Your task is to quote the material that follows, in full and exactly.
======== Supplied data
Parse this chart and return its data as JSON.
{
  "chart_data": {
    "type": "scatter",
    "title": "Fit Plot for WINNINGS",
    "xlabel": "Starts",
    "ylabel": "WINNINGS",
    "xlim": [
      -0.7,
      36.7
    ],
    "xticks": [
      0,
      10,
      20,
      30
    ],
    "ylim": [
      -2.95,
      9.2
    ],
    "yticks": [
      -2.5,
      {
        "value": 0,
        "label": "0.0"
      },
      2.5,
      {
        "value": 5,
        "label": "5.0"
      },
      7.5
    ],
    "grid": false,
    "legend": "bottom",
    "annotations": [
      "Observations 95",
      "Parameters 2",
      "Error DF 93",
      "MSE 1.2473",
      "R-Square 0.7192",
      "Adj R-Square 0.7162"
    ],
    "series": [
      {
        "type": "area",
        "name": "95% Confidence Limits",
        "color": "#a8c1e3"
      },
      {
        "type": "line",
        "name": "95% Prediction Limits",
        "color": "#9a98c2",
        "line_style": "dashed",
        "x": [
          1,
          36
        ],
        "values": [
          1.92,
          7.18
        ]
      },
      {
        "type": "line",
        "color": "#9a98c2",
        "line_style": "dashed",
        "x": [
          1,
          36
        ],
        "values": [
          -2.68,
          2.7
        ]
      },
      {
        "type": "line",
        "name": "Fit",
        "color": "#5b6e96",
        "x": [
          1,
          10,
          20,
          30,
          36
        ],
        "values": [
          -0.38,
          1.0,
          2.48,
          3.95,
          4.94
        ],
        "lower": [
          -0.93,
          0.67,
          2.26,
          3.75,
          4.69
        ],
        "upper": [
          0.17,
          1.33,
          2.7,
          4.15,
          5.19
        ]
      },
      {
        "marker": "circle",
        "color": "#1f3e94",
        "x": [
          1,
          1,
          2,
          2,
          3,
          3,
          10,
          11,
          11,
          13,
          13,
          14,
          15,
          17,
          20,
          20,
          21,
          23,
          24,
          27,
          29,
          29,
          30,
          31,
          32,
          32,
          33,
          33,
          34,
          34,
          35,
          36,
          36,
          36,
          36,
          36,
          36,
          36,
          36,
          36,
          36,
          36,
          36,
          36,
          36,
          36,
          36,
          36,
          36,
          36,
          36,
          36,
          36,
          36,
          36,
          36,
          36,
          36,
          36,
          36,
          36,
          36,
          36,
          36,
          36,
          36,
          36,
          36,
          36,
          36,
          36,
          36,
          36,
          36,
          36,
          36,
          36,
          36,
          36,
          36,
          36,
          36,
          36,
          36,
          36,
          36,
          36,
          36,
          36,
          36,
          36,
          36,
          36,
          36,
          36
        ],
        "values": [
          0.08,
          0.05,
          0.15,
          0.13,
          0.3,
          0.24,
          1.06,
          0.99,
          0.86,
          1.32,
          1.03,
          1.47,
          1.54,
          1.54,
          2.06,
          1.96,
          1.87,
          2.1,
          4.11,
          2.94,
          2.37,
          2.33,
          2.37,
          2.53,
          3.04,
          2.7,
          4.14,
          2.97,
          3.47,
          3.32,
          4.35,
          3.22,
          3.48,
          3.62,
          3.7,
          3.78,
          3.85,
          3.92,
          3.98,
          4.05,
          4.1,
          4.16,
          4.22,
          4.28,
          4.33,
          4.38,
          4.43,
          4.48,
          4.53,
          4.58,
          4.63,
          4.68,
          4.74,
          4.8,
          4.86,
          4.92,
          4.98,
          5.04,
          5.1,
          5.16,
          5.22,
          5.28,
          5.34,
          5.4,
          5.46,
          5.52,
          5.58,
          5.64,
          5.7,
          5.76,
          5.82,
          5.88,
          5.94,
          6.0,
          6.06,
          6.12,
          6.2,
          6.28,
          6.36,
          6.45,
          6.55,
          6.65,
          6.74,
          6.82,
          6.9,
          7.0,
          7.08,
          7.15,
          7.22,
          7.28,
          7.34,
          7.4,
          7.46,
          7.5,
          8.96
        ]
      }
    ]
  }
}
================
● Response below
Parse this chart and return its data as JSON.
{
  "chart_data": {
    "type": "scatter",
    "title": "Fit Plot for WINNINGS",
    "xlabel": "Starts",
    "ylabel": "WINNINGS",
    "xlim": [
      -0.7,
      36.7
    ],
    "xticks": [
      0,
      10,
      20,
      30
    ],
    "ylim": [
      -2.95,
      9.2
    ],
    "yticks": [
      -2.5,
      {
        "value": 0,
        "label": "0.0"
      },
      2.5,
      {
        "value": 5,
        "label": "5.0"
      },
      7.5
    ],
    "grid": false,
    "legend": "bottom",
    "annotations": [
      "Observations 95",
      "Parameters 2",
      "Error DF 93",
      "MSE 1.2473",
      "R-Square 0.7192",
      "Adj R-Square 0.7162"
    ],
    "series": [
      {
        "type": "area",
        "name": "95% Confidence Limits",
        "color": "#a8c1e3"
      },
      {
        "type": "line",
        "name": "95% Prediction Limits",
        "color": "#9a98c2",
        "line_style": "dashed",
        "x": [
          1,
          36
        ],
        "values": [
          1.92,
          7.18
        ]
      },
      {
        "type": "line",
        "color": "#9a98c2",
        "line_style": "dashed",
        "x": [
          1,
          36
        ],
        "values": [
          -2.68,
          2.7
        ]
      },
      {
        "type": "line",
        "name": "Fit",
        "color": "#5b6e96",
        "x": [
          1,
          10,
          20,
          30,
          36
        ],
        "values": [
          -0.38,
          1.0,
          2.48,
          3.95,
          4.94
        ],
        "lower": [
          -0.93,
          0.67,
          2.26,
          3.75,
          4.69
        ],
        "upper": [
          0.17,
          1.33,
          2.7,
          4.15,
          5.19
        ]
      },
      {
        "marker": "circle",
        "color": "#1f3e94",
        "x": [
          1,
          1,
          2,
          2,
          3,
          3,
          10,
          11,
          11,
          13,
          13,
          14,
          15,
          17,
          20,
          20,
          21,
          23,
          24,
          27,
          29,
          29,
          30,
          31,
          32,
          32,
          33,
          33,
          34,
          34,
          35,
          36,
          36,
          36,
          36,
          36,
          36,
          36,
          36,
          36,
          36,
          36,
          36,
          36,
          36,
          36,
          36,
          36,
          36,
          36,
          36,
          36,
          36,
          36,
          36,
          36,
          36,
          36,
          36,
          36,
          36,
          36,
          36,
          36,
          36,
          36,
          36,
          36,
          36,
          36,
          36,
          36,
          36,
          36,
          36,
          36,
          36,
          36,
          36,
          36,
          36,
          36,
          36,
          36,
          36,
          36,
          36,
          36,
          36,
          36,
          36,
          36,
          36,
          36,
          36
        ],
        "values": [
          0.08,
          0.05,
          0.15,
          0.13,
          0.3,
          0.24,
          1.06,
          0.99,
          0.86,
          1.32,
          1.03,
          1.47,
          1.54,
          1.54,
          2.06,
          1.96,
          1.87,
          2.1,
          4.11,
          2.94,
          2.37,
          2.33,
          2.37,
          2.53,
          3.04,
          2.7,
          4.14,
          2.97,
          3.47,
          3.32,
          4.35,
          3.22,
          3.48,
          3.62,
          3.7,
          3.78,
          3.85,
          3.92,
          3.98,
          4.05,
          4.1,
          4.16,
          4.22,
          4.28,
          4.33,
          4.38,
          4.43,
          4.48,
          4.53,
          4.58,
          4.63,
          4.68,
          4.74,
          4.8,
          4.86,
          4.92,
          4.98,
          5.04,
          5.1,
          5.16,
          5.22,
          5.28,
          5.34,
          5.4,
          5.46,
          5.52,
          5.58,
          5.64,
          5.7,
          5.76,
          5.82,
          5.88,
          5.94,
          6.0,
          6.06,
          6.12,
          6.2,
          6.28,
          6.36,
          6.45,
          6.55,
          6.65,
          6.74,
          6.82,
          6.9,
          7.0,
          7.08,
          7.15,
          7.22,
          7.28,
          7.34,
          7.4,
          7.46,
          7.5,
          8.96
        ]
      }
    ]
  }
}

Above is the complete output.